▸ Task to complete
Your task is to reproduce the material exactly.

▸ Data in this exercise

☆ ☆ ☆

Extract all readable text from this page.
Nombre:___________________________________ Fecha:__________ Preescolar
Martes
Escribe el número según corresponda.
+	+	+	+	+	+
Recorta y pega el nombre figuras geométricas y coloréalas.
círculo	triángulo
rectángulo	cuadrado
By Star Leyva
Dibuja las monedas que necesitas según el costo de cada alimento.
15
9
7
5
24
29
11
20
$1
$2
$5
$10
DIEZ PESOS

☆ ☆ ☆

▸ Response to this exercise
Extract all readable text from this page.
Nombre:___________________________________ Fecha:__________ Preescolar
Martes
Escribe el número según corresponda.
+	+	+	+	+	+
Recorta y pega el nombre figuras geométricas y coloréalas.
círculo	triángulo
rectángulo	cuadrado
By Star Leyva
Dibuja las monedas que necesitas según el costo de cada alimento.
15
9
7
5
24
29
11
20
$1
$2
$5
$10
DIEZ PESOS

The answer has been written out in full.